▶ [The problem]
Are you able to retype all the records below exactly?

▶ [Data to use]
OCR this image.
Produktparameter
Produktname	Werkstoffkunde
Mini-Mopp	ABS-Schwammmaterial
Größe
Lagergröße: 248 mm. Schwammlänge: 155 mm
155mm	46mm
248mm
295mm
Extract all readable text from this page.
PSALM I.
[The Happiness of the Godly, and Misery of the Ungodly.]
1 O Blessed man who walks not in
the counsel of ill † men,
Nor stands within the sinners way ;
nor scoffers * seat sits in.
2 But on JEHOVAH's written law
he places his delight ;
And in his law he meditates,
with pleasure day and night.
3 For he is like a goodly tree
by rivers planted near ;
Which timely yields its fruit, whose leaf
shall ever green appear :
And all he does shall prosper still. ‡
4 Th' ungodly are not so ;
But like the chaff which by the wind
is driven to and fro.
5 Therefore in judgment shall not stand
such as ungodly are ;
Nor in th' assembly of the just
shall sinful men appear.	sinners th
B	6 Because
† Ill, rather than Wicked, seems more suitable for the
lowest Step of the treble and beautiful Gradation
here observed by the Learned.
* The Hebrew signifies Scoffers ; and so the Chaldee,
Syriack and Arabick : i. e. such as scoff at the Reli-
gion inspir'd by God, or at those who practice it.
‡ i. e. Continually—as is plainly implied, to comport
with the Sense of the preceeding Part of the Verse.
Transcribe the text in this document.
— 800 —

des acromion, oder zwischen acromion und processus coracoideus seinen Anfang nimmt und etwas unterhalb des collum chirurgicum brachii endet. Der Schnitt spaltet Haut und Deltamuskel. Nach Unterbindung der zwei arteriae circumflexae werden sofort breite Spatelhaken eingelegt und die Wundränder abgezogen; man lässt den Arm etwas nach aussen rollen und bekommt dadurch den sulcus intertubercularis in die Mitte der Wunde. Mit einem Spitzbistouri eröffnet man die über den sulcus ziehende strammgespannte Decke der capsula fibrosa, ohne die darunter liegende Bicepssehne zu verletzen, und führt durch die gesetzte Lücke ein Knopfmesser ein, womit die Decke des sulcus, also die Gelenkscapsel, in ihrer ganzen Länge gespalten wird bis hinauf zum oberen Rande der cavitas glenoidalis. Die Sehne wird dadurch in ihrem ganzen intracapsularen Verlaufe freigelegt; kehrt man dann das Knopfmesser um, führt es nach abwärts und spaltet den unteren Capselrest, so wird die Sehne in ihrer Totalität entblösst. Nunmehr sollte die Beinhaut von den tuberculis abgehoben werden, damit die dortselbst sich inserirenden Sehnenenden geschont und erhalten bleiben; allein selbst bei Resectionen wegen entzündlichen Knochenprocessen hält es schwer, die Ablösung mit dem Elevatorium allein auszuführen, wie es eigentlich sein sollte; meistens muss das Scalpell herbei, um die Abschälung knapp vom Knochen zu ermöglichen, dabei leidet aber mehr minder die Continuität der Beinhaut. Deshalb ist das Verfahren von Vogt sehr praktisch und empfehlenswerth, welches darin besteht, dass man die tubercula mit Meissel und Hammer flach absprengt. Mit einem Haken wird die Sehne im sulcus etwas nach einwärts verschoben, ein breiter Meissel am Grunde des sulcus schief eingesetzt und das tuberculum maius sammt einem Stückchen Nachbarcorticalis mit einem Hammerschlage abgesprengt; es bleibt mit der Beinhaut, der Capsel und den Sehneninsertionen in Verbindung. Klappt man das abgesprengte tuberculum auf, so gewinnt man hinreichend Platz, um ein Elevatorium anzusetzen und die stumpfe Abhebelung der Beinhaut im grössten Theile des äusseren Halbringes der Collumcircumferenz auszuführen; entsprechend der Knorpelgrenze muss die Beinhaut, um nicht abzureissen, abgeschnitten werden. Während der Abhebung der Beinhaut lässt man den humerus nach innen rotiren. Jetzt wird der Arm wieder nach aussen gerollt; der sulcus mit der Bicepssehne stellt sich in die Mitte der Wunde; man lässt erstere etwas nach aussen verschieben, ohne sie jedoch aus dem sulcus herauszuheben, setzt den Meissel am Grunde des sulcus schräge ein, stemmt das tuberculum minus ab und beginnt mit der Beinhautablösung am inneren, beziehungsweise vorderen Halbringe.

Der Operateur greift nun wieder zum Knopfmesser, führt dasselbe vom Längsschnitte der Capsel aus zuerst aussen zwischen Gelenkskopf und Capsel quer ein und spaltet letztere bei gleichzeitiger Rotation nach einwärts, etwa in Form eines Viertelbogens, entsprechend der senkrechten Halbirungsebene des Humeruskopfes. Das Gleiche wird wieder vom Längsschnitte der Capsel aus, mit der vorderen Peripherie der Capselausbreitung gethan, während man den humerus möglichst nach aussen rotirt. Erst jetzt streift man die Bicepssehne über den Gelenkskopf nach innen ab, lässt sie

▶ [Full answer]
OCR this image.
Produktparameter
Produktname	Werkstoffkunde
Mini-Mopp	ABS-Schwammmaterial
Größe
Lagergröße: 248 mm. Schwammlänge: 155 mm
155mm	46mm
248mm
295mm
Extract all readable text from this page.
PSALM I.
[The Happiness of the Godly, and Misery of the Ungodly.]
1 O Blessed man who walks not in
the counsel of ill † men,
Nor stands within the sinners way ;
nor scoffers * seat sits in.
2 But on JEHOVAH's written law
he places his delight ;
And in his law he meditates,
with pleasure day and night.
3 For he is like a goodly tree
by rivers planted near ;
Which timely yields its fruit, whose leaf
shall ever green appear :
And all he does shall prosper still. ‡
4 Th' ungodly are not so ;
But like the chaff which by the wind
is driven to and fro.
5 Therefore in judgment shall not stand
such as ungodly are ;
Nor in th' assembly of the just
shall sinful men appear.	sinners th
B	6 Because
† Ill, rather than Wicked, seems more suitable for the
lowest Step of the treble and beautiful Gradation
here observed by the Learned.
* The Hebrew signifies Scoffers ; and so the Chaldee,
Syriack and Arabick : i. e. such as scoff at the Reli-
gion inspir'd by God, or at those who practice it.
‡ i. e. Continually—as is plainly implied, to comport
with the Sense of the preceeding Part of the Verse.
Transcribe the text in this document.
— 800 —

des acromion, oder zwischen acromion und processus coracoideus seinen Anfang nimmt und etwas unterhalb des collum chirurgicum brachii endet. Der Schnitt spaltet Haut und Deltamuskel. Nach Unterbindung der zwei arteriae circumflexae werden sofort breite Spatelhaken eingelegt und die Wundränder abgezogen; man lässt den Arm etwas nach aussen rollen und bekommt dadurch den sulcus intertubercularis in die Mitte der Wunde. Mit einem Spitzbistouri eröffnet man die über den sulcus ziehende strammgespannte Decke der capsula fibrosa, ohne die darunter liegende Bicepssehne zu verletzen, und führt durch die gesetzte Lücke ein Knopfmesser ein, womit die Decke des sulcus, also die Gelenkscapsel, in ihrer ganzen Länge gespalten wird bis hinauf zum oberen Rande der cavitas glenoidalis. Die Sehne wird dadurch in ihrem ganzen intracapsularen Verlaufe freigelegt; kehrt man dann das Knopfmesser um, führt es nach abwärts und spaltet den unteren Capselrest, so wird die Sehne in ihrer Totalität entblösst. Nunmehr sollte die Beinhaut von den tuberculis abgehoben werden, damit die dortselbst sich inserirenden Sehnenenden geschont und erhalten bleiben; allein selbst bei Resectionen wegen entzündlichen Knochenprocessen hält es schwer, die Ablösung mit dem Elevatorium allein auszuführen, wie es eigentlich sein sollte; meistens muss das Scalpell herbei, um die Abschälung knapp vom Knochen zu ermöglichen, dabei leidet aber mehr minder die Continuität der Beinhaut. Deshalb ist das Verfahren von Vogt sehr praktisch und empfehlenswerth, welches darin besteht, dass man die tubercula mit Meissel und Hammer flach absprengt. Mit einem Haken wird die Sehne im sulcus etwas nach einwärts verschoben, ein breiter Meissel am Grunde des sulcus schief eingesetzt und das tuberculum maius sammt einem Stückchen Nachbarcorticalis mit einem Hammerschlage abgesprengt; es bleibt mit der Beinhaut, der Capsel und den Sehneninsertionen in Verbindung. Klappt man das abgesprengte tuberculum auf, so gewinnt man hinreichend Platz, um ein Elevatorium anzusetzen und die stumpfe Abhebelung der Beinhaut im grössten Theile des äusseren Halbringes der Collumcircumferenz auszuführen; entsprechend der Knorpelgrenze muss die Beinhaut, um nicht abzureissen, abgeschnitten werden. Während der Abhebung der Beinhaut lässt man den humerus nach innen rotiren. Jetzt wird der Arm wieder nach aussen gerollt; der sulcus mit der Bicepssehne stellt sich in die Mitte der Wunde; man lässt erstere etwas nach aussen verschieben, ohne sie jedoch aus dem sulcus herauszuheben, setzt den Meissel am Grunde des sulcus schräge ein, stemmt das tuberculum minus ab und beginnt mit der Beinhautablösung am inneren, beziehungsweise vorderen Halbringe.

Der Operateur greift nun wieder zum Knopfmesser, führt dasselbe vom Längsschnitte der Capsel aus zuerst aussen zwischen Gelenkskopf und Capsel quer ein und spaltet letztere bei gleichzeitiger Rotation nach einwärts, etwa in Form eines Viertelbogens, entsprechend der senkrechten Halbirungsebene des Humeruskopfes. Das Gleiche wird wieder vom Längsschnitte der Capsel aus, mit der vorderen Peripherie der Capselausbreitung gethan, während man den humerus möglichst nach aussen rotirt. Erst jetzt streift man die Bicepssehne über den Gelenkskopf nach innen ab, lässt sie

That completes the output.